In the entries that follow, how many lines contain "calendar"? Answer with the number only.

## Start MATERIAL FOR THE TASK

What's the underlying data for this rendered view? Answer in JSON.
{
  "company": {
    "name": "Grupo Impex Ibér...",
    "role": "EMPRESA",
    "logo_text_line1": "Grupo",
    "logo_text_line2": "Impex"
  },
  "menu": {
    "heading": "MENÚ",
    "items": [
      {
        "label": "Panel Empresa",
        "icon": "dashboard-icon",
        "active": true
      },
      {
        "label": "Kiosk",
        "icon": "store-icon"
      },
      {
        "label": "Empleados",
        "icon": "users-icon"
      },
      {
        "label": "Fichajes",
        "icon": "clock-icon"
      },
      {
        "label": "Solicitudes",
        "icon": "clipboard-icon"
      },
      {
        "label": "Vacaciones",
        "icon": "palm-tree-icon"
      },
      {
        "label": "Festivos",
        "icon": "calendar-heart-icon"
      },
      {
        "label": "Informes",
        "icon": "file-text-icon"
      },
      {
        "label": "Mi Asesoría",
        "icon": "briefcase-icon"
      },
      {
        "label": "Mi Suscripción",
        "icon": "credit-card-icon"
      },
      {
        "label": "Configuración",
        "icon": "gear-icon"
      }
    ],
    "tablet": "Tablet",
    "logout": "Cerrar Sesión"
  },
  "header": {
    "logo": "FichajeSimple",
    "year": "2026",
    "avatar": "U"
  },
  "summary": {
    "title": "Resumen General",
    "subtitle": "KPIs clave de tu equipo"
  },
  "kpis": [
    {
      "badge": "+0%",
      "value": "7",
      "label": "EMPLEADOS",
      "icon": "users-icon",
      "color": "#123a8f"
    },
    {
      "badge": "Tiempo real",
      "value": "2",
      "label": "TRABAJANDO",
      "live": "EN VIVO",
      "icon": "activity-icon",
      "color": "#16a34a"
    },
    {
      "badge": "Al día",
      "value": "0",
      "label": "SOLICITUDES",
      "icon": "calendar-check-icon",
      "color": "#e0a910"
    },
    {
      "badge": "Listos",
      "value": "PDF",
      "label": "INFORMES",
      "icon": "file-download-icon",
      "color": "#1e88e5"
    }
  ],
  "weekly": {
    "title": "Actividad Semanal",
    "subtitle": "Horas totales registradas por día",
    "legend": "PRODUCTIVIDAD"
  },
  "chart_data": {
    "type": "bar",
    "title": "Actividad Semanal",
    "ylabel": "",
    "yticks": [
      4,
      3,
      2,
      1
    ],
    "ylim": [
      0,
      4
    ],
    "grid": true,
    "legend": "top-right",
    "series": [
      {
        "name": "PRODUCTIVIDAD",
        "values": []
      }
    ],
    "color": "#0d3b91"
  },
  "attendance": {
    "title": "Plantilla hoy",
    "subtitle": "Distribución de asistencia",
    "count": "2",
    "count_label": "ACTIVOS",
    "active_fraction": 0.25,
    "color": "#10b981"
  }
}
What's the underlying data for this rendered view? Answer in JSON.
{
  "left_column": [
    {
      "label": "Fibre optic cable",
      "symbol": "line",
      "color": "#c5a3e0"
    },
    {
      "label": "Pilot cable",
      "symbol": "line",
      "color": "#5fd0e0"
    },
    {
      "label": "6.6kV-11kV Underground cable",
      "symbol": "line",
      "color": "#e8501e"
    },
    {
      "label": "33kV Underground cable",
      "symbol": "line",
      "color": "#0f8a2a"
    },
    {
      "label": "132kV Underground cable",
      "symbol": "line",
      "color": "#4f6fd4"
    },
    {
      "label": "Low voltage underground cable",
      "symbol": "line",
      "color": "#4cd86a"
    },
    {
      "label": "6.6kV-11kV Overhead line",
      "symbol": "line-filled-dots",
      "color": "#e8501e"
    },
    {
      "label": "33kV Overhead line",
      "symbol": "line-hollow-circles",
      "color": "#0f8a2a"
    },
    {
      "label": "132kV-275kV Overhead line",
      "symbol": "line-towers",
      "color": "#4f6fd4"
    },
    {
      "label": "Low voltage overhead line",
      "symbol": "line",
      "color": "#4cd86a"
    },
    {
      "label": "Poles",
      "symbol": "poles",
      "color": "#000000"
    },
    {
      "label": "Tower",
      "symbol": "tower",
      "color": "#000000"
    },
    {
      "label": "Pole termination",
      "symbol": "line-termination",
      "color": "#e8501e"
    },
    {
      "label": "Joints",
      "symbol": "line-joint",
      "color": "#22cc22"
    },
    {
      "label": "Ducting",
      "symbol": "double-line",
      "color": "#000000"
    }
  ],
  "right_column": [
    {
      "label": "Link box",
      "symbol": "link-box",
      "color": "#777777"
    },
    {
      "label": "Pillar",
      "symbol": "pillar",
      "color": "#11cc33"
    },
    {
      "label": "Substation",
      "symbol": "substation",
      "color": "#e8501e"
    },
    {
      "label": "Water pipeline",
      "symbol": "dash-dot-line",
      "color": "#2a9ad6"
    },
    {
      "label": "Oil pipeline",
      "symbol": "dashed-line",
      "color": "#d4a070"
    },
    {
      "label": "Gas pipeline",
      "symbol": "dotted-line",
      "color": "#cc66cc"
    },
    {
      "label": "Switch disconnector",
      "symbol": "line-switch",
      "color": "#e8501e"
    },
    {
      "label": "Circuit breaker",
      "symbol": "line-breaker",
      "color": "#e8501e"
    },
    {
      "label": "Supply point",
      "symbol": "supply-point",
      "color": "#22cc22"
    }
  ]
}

## End MATERIAL FOR THE TASK

◆ TASK RESULT
2